** begin The records **
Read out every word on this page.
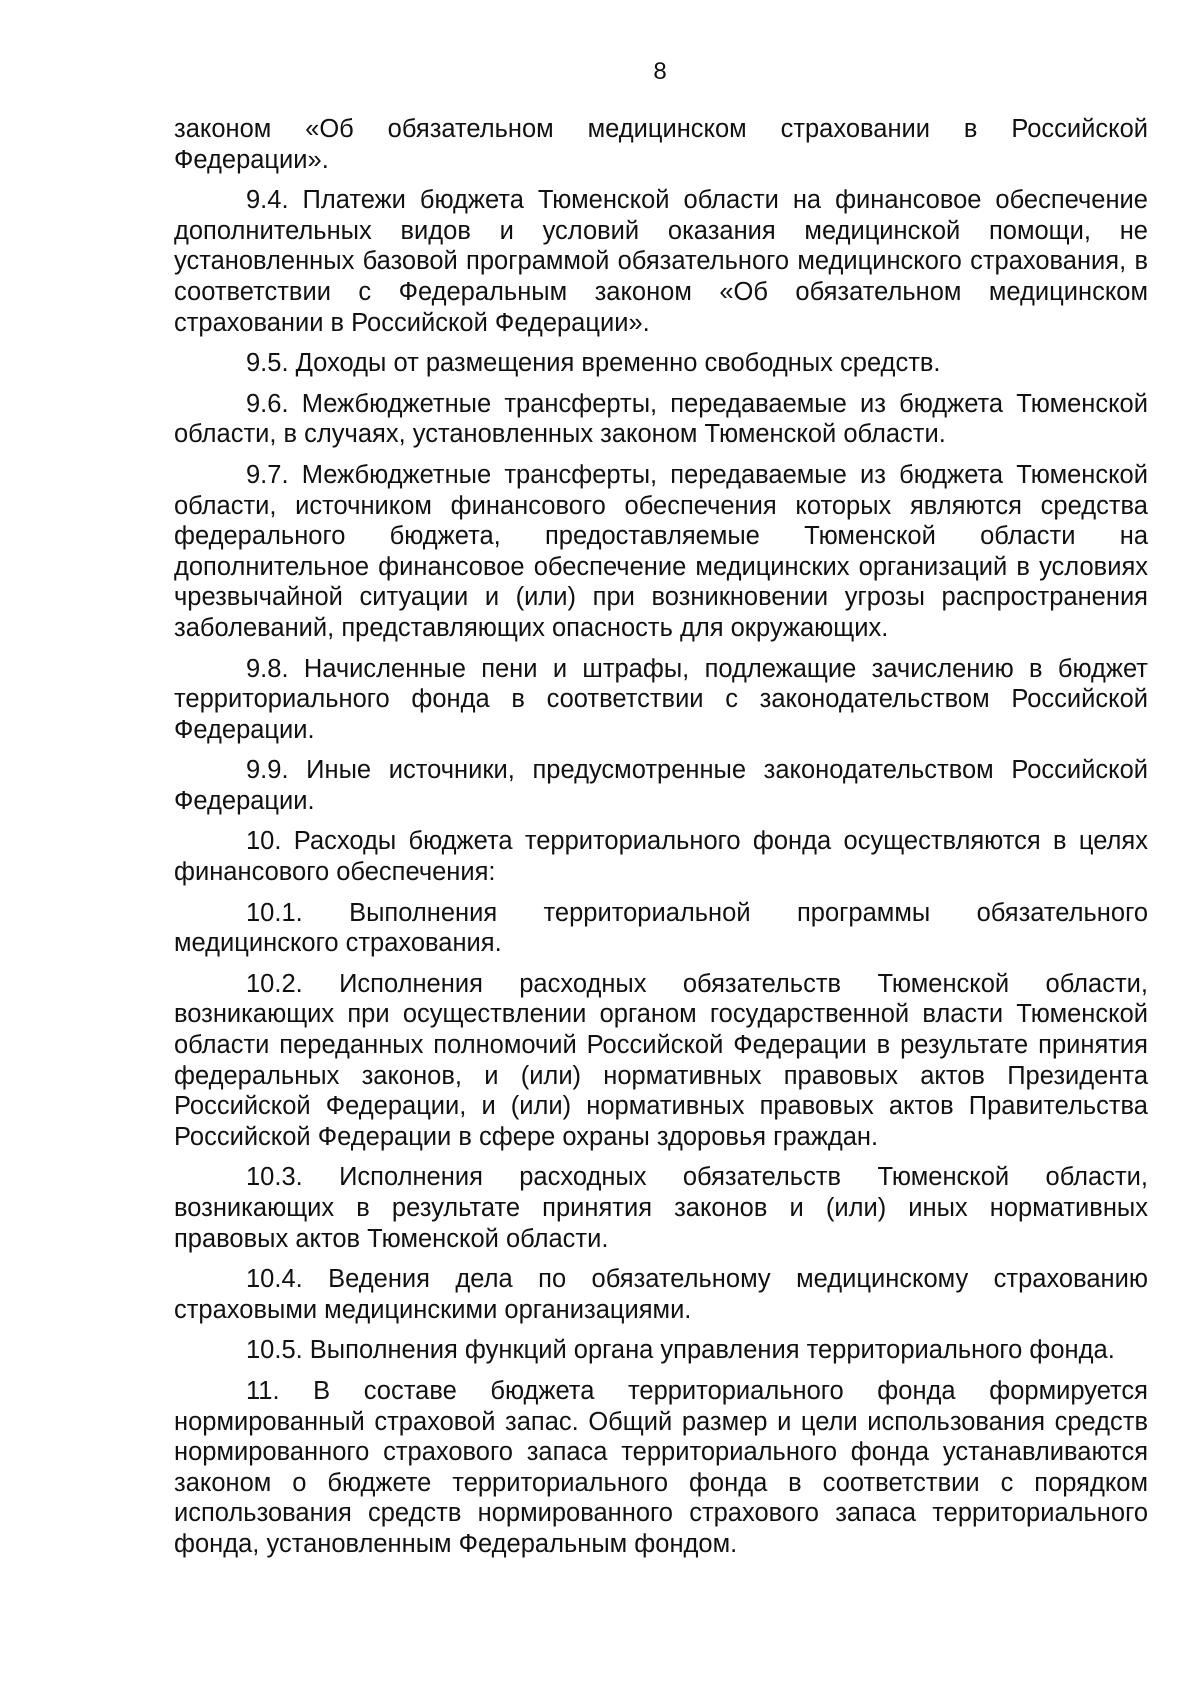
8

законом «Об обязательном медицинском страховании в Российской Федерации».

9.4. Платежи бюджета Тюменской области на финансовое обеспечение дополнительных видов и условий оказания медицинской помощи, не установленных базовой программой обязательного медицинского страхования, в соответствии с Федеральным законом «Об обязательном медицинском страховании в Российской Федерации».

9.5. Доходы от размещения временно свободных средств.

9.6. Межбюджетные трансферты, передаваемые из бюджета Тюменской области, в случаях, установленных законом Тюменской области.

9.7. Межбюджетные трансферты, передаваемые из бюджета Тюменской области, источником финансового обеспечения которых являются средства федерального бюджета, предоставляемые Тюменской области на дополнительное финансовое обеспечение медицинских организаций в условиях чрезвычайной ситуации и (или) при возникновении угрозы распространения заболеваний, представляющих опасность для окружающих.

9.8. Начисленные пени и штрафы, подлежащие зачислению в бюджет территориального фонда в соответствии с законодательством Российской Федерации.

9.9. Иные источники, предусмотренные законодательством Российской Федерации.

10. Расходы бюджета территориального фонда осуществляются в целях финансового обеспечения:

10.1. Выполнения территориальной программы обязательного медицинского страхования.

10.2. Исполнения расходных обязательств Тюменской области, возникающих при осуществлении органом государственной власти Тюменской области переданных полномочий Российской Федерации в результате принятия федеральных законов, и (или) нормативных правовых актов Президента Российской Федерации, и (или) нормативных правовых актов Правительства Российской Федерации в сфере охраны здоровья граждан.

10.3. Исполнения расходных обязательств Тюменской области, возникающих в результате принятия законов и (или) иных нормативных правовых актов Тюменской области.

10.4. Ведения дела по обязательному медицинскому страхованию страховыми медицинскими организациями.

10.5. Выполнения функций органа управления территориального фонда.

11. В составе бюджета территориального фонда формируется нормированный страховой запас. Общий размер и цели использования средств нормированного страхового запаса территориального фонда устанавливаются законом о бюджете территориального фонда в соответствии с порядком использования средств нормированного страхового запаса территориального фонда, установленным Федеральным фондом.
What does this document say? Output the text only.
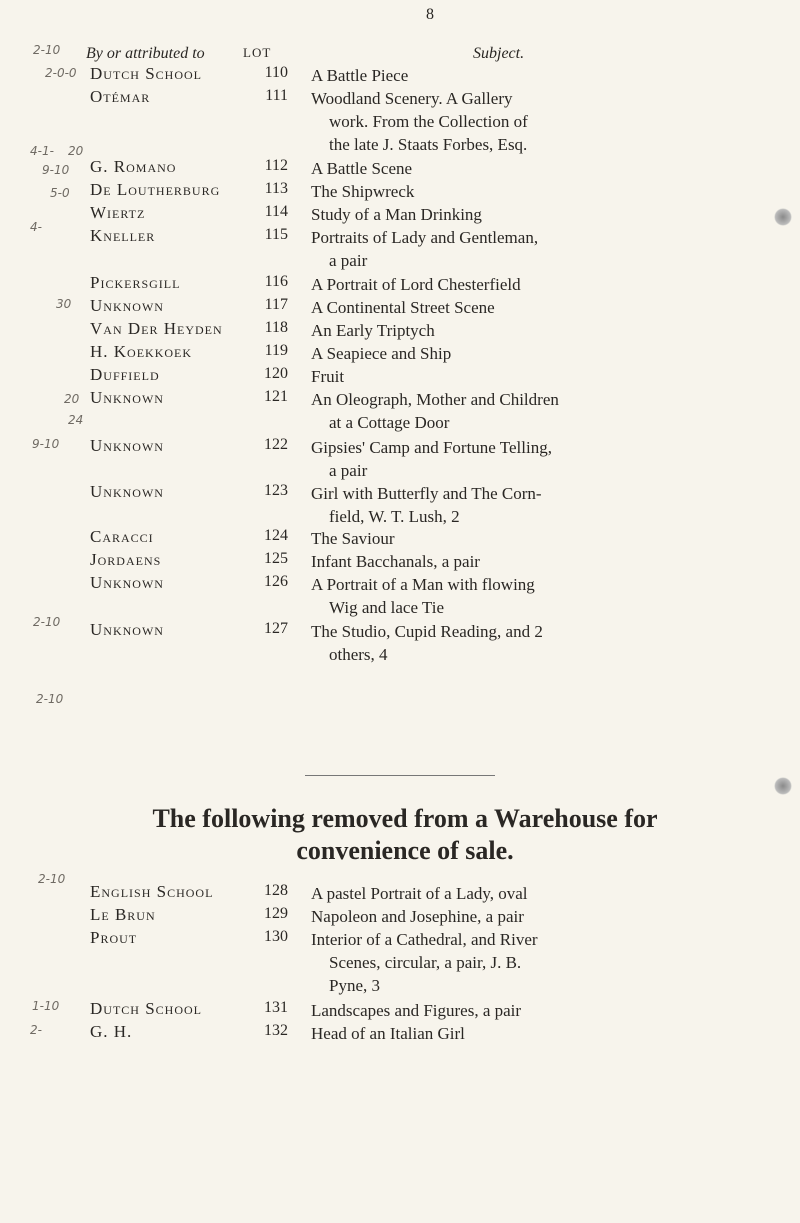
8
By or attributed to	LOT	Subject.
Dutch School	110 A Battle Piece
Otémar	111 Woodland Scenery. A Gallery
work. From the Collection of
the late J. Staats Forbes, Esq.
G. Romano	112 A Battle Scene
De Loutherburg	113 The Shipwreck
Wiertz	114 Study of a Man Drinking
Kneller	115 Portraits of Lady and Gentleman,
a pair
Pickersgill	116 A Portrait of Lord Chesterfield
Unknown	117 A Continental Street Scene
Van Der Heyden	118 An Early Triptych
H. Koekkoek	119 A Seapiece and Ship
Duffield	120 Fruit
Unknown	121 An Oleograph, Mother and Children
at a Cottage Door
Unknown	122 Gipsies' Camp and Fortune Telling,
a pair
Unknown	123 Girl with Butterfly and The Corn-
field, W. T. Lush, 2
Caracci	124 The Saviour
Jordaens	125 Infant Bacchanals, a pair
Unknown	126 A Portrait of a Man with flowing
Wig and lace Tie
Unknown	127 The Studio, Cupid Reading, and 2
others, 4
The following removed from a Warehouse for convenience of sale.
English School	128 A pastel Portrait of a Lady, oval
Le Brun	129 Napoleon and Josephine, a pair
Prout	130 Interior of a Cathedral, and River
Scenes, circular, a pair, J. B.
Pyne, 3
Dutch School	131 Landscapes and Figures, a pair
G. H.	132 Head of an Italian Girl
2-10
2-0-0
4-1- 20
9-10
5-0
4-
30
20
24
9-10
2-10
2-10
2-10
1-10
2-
** end The records **
** begin The records **
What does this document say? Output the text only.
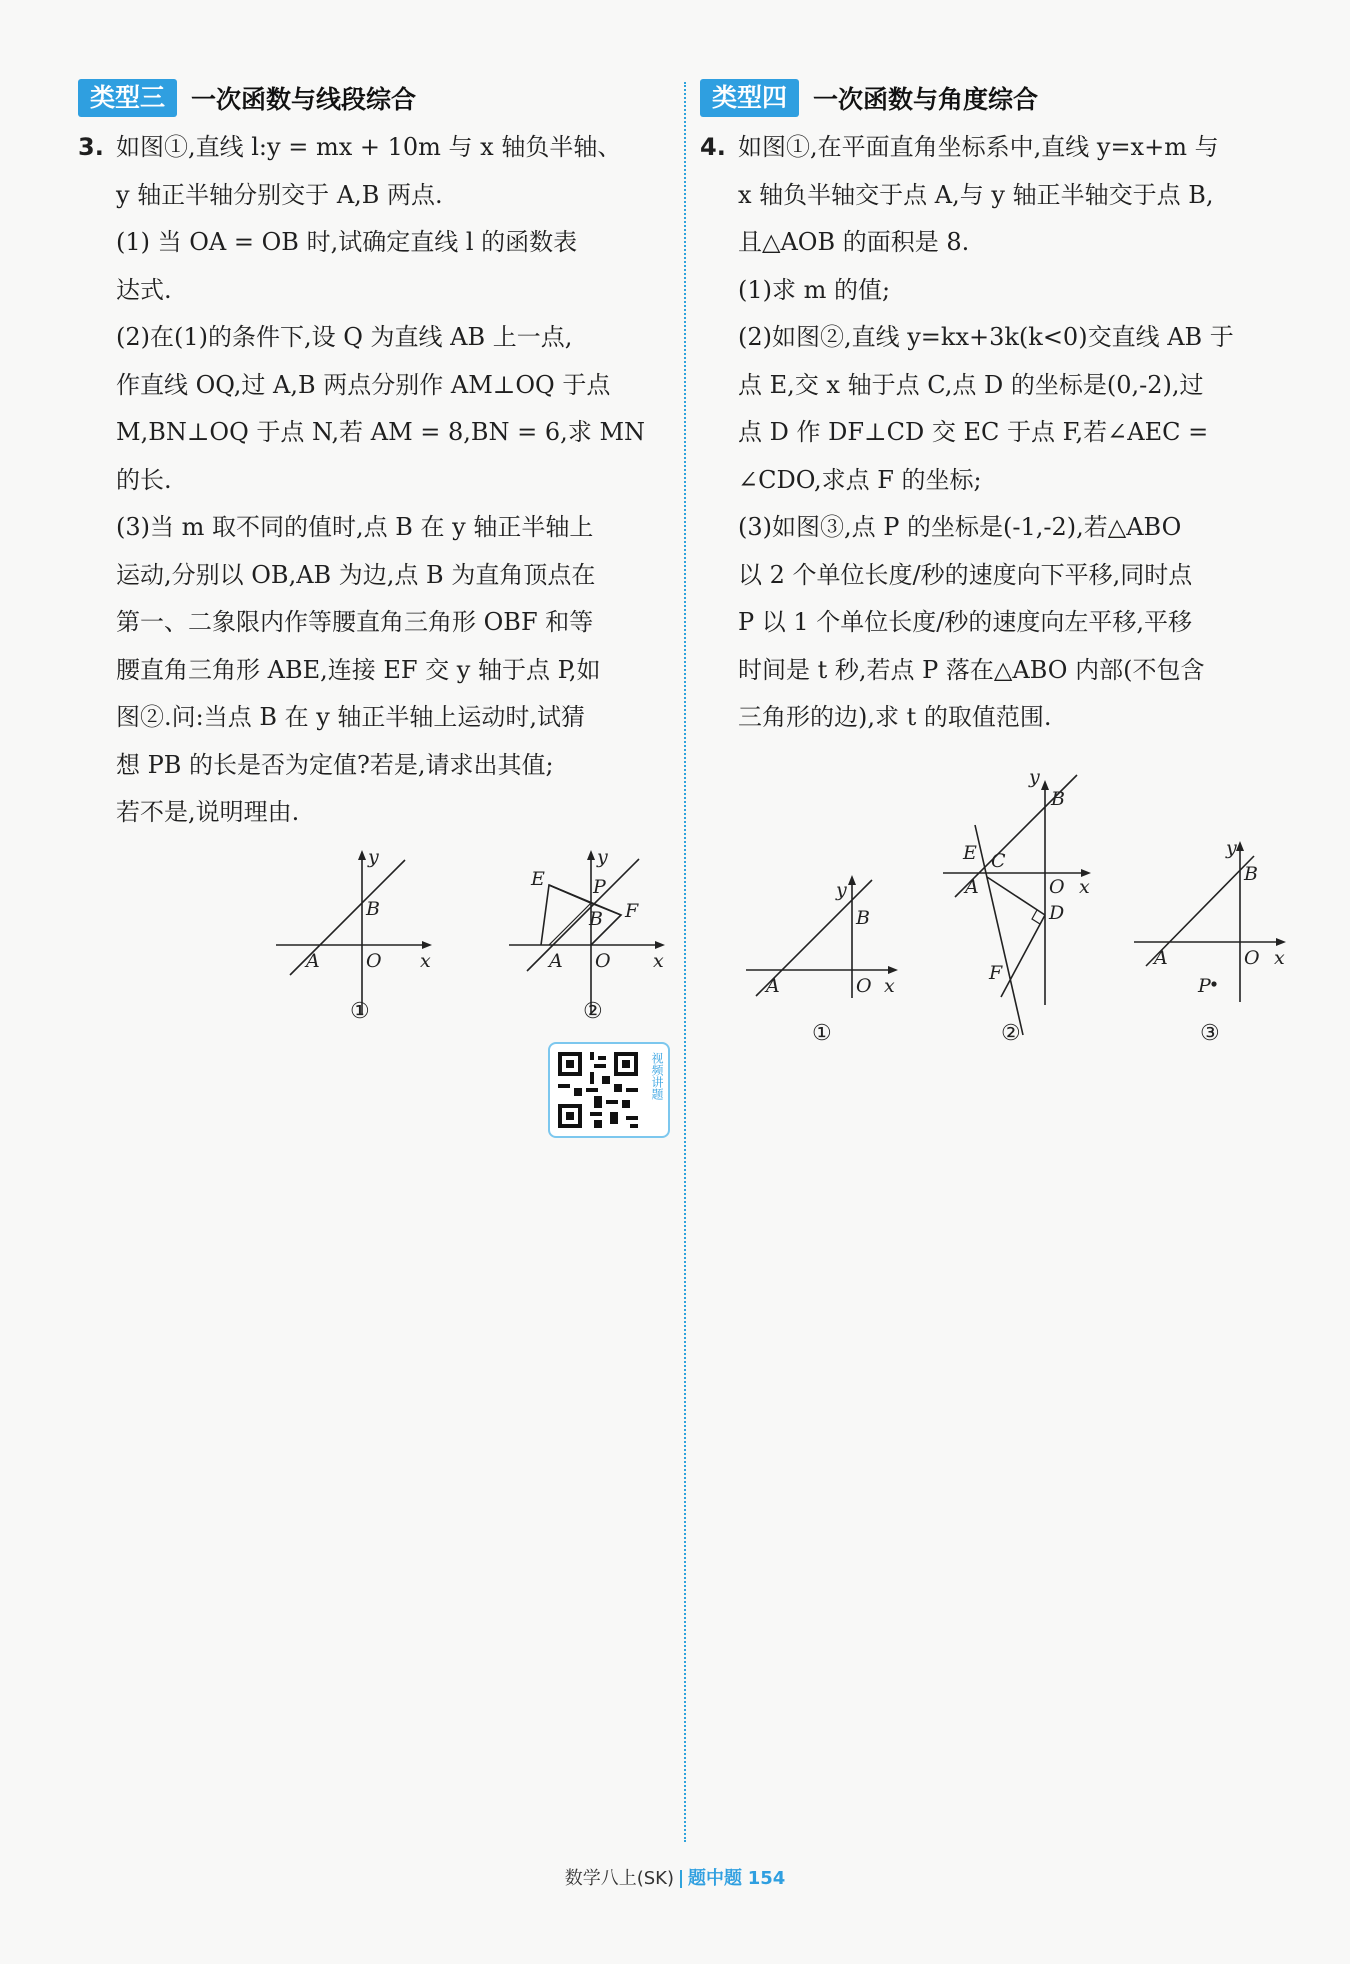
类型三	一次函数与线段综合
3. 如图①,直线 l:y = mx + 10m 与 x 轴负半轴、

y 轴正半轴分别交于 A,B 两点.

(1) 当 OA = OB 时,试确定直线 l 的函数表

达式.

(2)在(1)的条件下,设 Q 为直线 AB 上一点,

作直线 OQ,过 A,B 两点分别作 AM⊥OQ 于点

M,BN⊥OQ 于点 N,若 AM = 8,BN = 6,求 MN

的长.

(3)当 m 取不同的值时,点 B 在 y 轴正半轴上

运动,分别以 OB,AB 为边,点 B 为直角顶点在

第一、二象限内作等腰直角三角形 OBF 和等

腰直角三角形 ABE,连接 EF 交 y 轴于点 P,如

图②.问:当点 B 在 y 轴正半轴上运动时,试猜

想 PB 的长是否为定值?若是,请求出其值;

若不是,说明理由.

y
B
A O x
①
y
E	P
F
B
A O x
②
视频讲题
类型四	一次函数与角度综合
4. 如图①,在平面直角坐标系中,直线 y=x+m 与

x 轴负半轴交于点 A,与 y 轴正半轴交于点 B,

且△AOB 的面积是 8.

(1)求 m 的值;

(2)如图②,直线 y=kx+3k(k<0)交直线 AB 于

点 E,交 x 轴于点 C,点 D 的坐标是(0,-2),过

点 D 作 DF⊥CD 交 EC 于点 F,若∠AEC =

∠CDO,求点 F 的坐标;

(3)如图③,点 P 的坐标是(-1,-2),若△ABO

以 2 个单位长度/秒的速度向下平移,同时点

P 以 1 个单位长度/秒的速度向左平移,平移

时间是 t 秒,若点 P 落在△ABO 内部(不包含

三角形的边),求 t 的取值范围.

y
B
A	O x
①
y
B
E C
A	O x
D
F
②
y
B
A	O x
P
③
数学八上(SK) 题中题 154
** end The records **
Instructions to follow:
Scan the records above for the string "Battle", then report every line that contains it.

Response below:
Dutch School	110 A Battle Piece
G. Romano	112 A Battle Scene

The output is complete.